GIVEN PROBLEM
Word for word, print each line of the listing below; pictures stay out.
--- Start of MATERIAL FOR THIS TASK ---
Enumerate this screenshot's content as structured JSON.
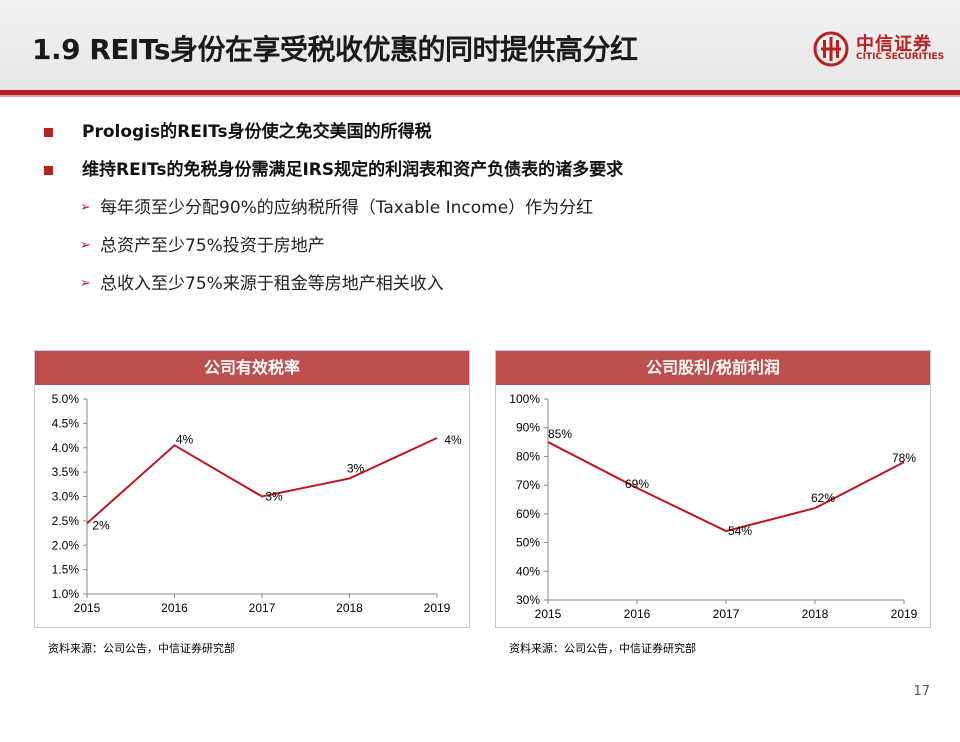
{
  "slide": {
    "title": "1.9 REITs身份在享受税收优惠的同时提供高分红",
    "page_number": "17",
    "logo": {
      "cn": "中信证券",
      "en": "CITIC SECURITIES"
    }
  },
  "bullets": [
    {
      "level": 1,
      "text": "Prologis的REITs身份使之免交美国的所得税"
    },
    {
      "level": 1,
      "text": "维持REITs的免税身份需满足IRS规定的利润表和资产负债表的诸多要求"
    },
    {
      "level": 2,
      "text": "每年须至少分配90%的应纳税所得（Taxable  Income）作为分红"
    },
    {
      "level": 2,
      "text": "总资产至少75%投资于房地产"
    },
    {
      "level": 2,
      "text": "总收入至少75%来源于租金等房地产相关收入"
    }
  ],
  "chart_data": [
    {
      "type": "line",
      "title": "公司有效税率",
      "x": [
        "2015",
        "2016",
        "2017",
        "2018",
        "2019"
      ],
      "values": [
        2.45,
        4.05,
        3.0,
        3.37,
        4.2
      ],
      "data_labels": [
        "2%",
        "4%",
        "3%",
        "3%",
        "4%"
      ],
      "ylim": [
        1.0,
        5.0
      ],
      "yticks": [
        "1.0%",
        "1.5%",
        "2.0%",
        "2.5%",
        "3.0%",
        "3.5%",
        "4.0%",
        "4.5%",
        "5.0%"
      ],
      "line_color": "#c0141c",
      "source": "资料来源：公司公告，中信证券研究部"
    },
    {
      "type": "line",
      "title": "公司股利/税前利润",
      "x": [
        "2015",
        "2016",
        "2017",
        "2018",
        "2019"
      ],
      "values": [
        85,
        69,
        54,
        62,
        78
      ],
      "data_labels": [
        "85%",
        "69%",
        "54%",
        "62%",
        "78%"
      ],
      "ylim": [
        30,
        100
      ],
      "yticks": [
        "30%",
        "40%",
        "50%",
        "60%",
        "70%",
        "80%",
        "90%",
        "100%"
      ],
      "line_color": "#c0141c",
      "source": "资料来源：公司公告，中信证券研究部"
    }
  ]
}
--- End of MATERIAL FOR THIS TASK ---
FINAL ANSWER
Enumerate this screenshot's content as structured JSON.
{
  "slide": {
    "title": "1.9 REITs身份在享受税收优惠的同时提供高分红",
    "page_number": "17",
    "logo": {
      "cn": "中信证券",
      "en": "CITIC SECURITIES"
    }
  },
  "bullets": [
    {
      "level": 1,
      "text": "Prologis的REITs身份使之免交美国的所得税"
    },
    {
      "level": 1,
      "text": "维持REITs的免税身份需满足IRS规定的利润表和资产负债表的诸多要求"
    },
    {
      "level": 2,
      "text": "每年须至少分配90%的应纳税所得（Taxable  Income）作为分红"
    },
    {
      "level": 2,
      "text": "总资产至少75%投资于房地产"
    },
    {
      "level": 2,
      "text": "总收入至少75%来源于租金等房地产相关收入"
    }
  ],
  "chart_data": [
    {
      "type": "line",
      "title": "公司有效税率",
      "x": [
        "2015",
        "2016",
        "2017",
        "2018",
        "2019"
      ],
      "values": [
        2.45,
        4.05,
        3.0,
        3.37,
        4.2
      ],
      "data_labels": [
        "2%",
        "4%",
        "3%",
        "3%",
        "4%"
      ],
      "ylim": [
        1.0,
        5.0
      ],
      "yticks": [
        "1.0%",
        "1.5%",
        "2.0%",
        "2.5%",
        "3.0%",
        "3.5%",
        "4.0%",
        "4.5%",
        "5.0%"
      ],
      "line_color": "#c0141c",
      "source": "资料来源：公司公告，中信证券研究部"
    },
    {
      "type": "line",
      "title": "公司股利/税前利润",
      "x": [
        "2015",
        "2016",
        "2017",
        "2018",
        "2019"
      ],
      "values": [
        85,
        69,
        54,
        62,
        78
      ],
      "data_labels": [
        "85%",
        "69%",
        "54%",
        "62%",
        "78%"
      ],
      "ylim": [
        30,
        100
      ],
      "yticks": [
        "30%",
        "40%",
        "50%",
        "60%",
        "70%",
        "80%",
        "90%",
        "100%"
      ],
      "line_color": "#c0141c",
      "source": "资料来源：公司公告，中信证券研究部"
    }
  ]
}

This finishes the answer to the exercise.